Data in this exercise:

· · · · · · ·

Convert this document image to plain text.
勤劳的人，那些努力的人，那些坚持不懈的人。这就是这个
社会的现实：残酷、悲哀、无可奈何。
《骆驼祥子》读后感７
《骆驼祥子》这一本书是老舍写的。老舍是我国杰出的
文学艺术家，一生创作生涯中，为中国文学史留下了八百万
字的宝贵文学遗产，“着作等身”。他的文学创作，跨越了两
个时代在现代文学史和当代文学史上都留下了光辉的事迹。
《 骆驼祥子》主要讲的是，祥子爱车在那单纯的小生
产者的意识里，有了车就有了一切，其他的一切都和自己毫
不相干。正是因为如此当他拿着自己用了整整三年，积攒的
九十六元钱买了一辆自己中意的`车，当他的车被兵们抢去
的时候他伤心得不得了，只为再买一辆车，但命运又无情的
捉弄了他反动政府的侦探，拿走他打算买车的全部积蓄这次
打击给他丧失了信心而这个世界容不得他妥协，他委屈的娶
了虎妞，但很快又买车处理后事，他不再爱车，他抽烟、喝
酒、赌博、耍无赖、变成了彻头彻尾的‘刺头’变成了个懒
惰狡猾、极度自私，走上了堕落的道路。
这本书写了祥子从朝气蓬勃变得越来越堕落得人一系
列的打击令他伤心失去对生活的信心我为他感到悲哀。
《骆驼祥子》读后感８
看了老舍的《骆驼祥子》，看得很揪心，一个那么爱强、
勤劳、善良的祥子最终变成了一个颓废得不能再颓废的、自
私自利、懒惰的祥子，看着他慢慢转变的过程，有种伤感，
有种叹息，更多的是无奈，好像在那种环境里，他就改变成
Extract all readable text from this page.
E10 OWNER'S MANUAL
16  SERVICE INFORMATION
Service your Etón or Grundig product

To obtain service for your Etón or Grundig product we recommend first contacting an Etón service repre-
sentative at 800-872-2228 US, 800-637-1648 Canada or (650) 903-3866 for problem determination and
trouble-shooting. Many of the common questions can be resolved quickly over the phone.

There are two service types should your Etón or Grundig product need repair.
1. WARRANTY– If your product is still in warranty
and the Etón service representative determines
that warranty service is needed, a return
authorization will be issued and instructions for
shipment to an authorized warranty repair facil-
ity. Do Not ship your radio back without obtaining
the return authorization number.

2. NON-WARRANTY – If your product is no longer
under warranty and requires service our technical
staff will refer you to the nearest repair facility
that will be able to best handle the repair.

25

· · · · · · ·

What is needed: Restate the data above exactly, keeping each word as it stands.

Output below:
Convert this document image to plain text.
勤劳的人，那些努力的人，那些坚持不懈的人。这就是这个
社会的现实：残酷、悲哀、无可奈何。
《骆驼祥子》读后感７
《骆驼祥子》这一本书是老舍写的。老舍是我国杰出的
文学艺术家，一生创作生涯中，为中国文学史留下了八百万
字的宝贵文学遗产，“着作等身”。他的文学创作，跨越了两
个时代在现代文学史和当代文学史上都留下了光辉的事迹。
《 骆驼祥子》主要讲的是，祥子爱车在那单纯的小生
产者的意识里，有了车就有了一切，其他的一切都和自己毫
不相干。正是因为如此当他拿着自己用了整整三年，积攒的
九十六元钱买了一辆自己中意的`车，当他的车被兵们抢去
的时候他伤心得不得了，只为再买一辆车，但命运又无情的
捉弄了他反动政府的侦探，拿走他打算买车的全部积蓄这次
打击给他丧失了信心而这个世界容不得他妥协，他委屈的娶
了虎妞，但很快又买车处理后事，他不再爱车，他抽烟、喝
酒、赌博、耍无赖、变成了彻头彻尾的‘刺头’变成了个懒
惰狡猾、极度自私，走上了堕落的道路。
这本书写了祥子从朝气蓬勃变得越来越堕落得人一系
列的打击令他伤心失去对生活的信心我为他感到悲哀。
《骆驼祥子》读后感８
看了老舍的《骆驼祥子》，看得很揪心，一个那么爱强、
勤劳、善良的祥子最终变成了一个颓废得不能再颓废的、自
私自利、懒惰的祥子，看着他慢慢转变的过程，有种伤感，
有种叹息，更多的是无奈，好像在那种环境里，他就改变成
Extract all readable text from this page.
E10 OWNER'S MANUAL
16  SERVICE INFORMATION
Service your Etón or Grundig product

To obtain service for your Etón or Grundig product we recommend first contacting an Etón service repre-
sentative at 800-872-2228 US, 800-637-1648 Canada or (650) 903-3866 for problem determination and
trouble-shooting. Many of the common questions can be resolved quickly over the phone.

There are two service types should your Etón or Grundig product need repair.
1. WARRANTY– If your product is still in warranty
and the Etón service representative determines
that warranty service is needed, a return
authorization will be issued and instructions for
shipment to an authorized warranty repair facil-
ity. Do Not ship your radio back without obtaining
the return authorization number.

2. NON-WARRANTY – If your product is no longer
under warranty and requires service our technical
staff will refer you to the nearest repair facility
that will be able to best handle the repair.

25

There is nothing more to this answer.